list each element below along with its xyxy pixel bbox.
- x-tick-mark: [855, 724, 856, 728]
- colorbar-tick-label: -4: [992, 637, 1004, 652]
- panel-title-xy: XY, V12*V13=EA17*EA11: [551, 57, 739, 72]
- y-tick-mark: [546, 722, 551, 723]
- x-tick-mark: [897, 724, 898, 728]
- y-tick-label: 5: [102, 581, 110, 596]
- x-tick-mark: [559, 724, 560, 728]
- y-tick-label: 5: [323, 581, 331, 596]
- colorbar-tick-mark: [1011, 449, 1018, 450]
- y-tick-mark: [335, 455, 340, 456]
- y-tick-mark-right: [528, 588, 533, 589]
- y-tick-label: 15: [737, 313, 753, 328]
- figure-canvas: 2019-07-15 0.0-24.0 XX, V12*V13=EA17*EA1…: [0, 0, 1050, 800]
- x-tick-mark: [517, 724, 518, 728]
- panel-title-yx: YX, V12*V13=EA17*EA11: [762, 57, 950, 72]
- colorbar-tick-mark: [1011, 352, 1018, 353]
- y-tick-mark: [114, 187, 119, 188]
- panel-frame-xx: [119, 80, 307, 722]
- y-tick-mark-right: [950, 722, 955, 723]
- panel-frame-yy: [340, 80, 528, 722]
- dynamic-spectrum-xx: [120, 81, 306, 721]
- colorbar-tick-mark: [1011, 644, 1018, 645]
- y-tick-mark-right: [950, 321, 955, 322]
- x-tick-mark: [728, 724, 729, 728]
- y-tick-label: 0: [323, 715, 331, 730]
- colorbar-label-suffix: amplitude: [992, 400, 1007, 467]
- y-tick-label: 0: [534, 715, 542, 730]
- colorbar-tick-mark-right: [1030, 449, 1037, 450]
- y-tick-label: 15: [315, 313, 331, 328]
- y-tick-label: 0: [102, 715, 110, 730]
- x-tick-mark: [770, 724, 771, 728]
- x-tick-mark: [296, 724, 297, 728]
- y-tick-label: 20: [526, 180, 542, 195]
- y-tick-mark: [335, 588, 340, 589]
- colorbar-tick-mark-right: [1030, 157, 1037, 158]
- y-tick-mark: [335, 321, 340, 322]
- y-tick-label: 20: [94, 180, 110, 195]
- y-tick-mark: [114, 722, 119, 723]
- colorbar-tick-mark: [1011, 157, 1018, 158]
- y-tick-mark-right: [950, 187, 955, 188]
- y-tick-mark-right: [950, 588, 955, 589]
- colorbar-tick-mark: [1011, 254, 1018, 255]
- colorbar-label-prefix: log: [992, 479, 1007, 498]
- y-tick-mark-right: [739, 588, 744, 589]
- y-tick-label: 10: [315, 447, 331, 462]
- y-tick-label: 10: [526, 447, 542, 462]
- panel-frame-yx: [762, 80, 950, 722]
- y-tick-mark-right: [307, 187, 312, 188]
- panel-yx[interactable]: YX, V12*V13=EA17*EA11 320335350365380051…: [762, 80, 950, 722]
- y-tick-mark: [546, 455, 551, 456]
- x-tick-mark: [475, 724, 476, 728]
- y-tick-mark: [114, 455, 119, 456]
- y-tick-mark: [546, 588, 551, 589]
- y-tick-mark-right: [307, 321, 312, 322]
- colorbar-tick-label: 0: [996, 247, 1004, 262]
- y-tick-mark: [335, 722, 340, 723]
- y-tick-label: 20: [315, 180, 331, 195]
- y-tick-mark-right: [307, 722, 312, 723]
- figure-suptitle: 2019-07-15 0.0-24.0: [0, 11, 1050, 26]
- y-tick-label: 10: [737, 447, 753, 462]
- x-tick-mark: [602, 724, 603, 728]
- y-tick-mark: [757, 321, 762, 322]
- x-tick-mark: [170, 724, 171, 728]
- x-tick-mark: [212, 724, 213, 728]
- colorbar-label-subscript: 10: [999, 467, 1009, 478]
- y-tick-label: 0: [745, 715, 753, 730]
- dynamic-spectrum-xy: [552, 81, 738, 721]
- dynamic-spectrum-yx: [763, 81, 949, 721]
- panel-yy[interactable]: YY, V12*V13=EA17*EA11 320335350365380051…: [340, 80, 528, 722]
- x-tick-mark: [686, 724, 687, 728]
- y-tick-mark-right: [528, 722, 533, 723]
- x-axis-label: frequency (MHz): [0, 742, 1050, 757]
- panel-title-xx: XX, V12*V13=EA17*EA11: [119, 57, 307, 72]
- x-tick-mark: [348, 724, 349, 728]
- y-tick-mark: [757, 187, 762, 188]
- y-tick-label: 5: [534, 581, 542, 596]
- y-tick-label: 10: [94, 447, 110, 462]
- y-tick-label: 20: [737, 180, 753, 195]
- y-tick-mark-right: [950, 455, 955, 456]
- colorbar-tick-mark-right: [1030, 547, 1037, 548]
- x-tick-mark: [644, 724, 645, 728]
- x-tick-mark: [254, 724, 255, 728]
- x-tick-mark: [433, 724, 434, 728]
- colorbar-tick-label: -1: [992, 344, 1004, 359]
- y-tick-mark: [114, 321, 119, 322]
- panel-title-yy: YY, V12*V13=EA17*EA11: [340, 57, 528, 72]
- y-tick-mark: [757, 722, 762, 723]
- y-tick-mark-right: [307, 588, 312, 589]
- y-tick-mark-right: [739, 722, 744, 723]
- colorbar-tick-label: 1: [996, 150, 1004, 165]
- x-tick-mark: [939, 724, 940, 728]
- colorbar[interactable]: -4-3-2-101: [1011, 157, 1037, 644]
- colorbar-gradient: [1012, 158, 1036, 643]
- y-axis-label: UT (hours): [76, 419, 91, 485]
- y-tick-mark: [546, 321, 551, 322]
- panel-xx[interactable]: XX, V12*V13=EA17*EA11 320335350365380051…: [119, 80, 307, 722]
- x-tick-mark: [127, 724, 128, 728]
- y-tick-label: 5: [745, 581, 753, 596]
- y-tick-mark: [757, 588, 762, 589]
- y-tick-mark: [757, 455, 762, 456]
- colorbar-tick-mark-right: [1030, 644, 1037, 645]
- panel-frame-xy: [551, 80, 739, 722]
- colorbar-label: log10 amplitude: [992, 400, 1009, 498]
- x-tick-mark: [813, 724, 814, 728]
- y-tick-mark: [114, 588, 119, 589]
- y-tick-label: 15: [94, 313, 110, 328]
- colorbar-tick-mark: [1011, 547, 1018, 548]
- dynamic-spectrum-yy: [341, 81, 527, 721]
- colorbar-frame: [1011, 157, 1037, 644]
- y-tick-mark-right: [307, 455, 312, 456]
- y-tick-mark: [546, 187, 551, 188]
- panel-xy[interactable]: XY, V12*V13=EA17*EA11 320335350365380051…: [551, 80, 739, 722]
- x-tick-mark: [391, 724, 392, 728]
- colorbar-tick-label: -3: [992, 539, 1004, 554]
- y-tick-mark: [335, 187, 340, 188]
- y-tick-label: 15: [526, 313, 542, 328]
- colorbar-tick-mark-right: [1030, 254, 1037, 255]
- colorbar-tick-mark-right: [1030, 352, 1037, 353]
__________
## WORK TO BE COMPLETED
Convert the lines into a JSON list of strings, one string per line and blank lines left out, beginning with the first line and going through the line containing "- y-tick-label: 5: [102, 581, 110, 596]".

## SOLUTION FOR THIS TASK
[
  "list each element below along with its xyxy pixel bbox.",
  "- x-tick-mark: [855, 724, 856, 728]",
  "- colorbar-tick-label: -4: [992, 637, 1004, 652]",
  "- panel-title-xy: XY, V12*V13=EA17*EA11: [551, 57, 739, 72]",
  "- y-tick-mark: [546, 722, 551, 723]",
  "- x-tick-mark: [897, 724, 898, 728]",
  "- y-tick-label: 5: [102, 581, 110, 596]"
]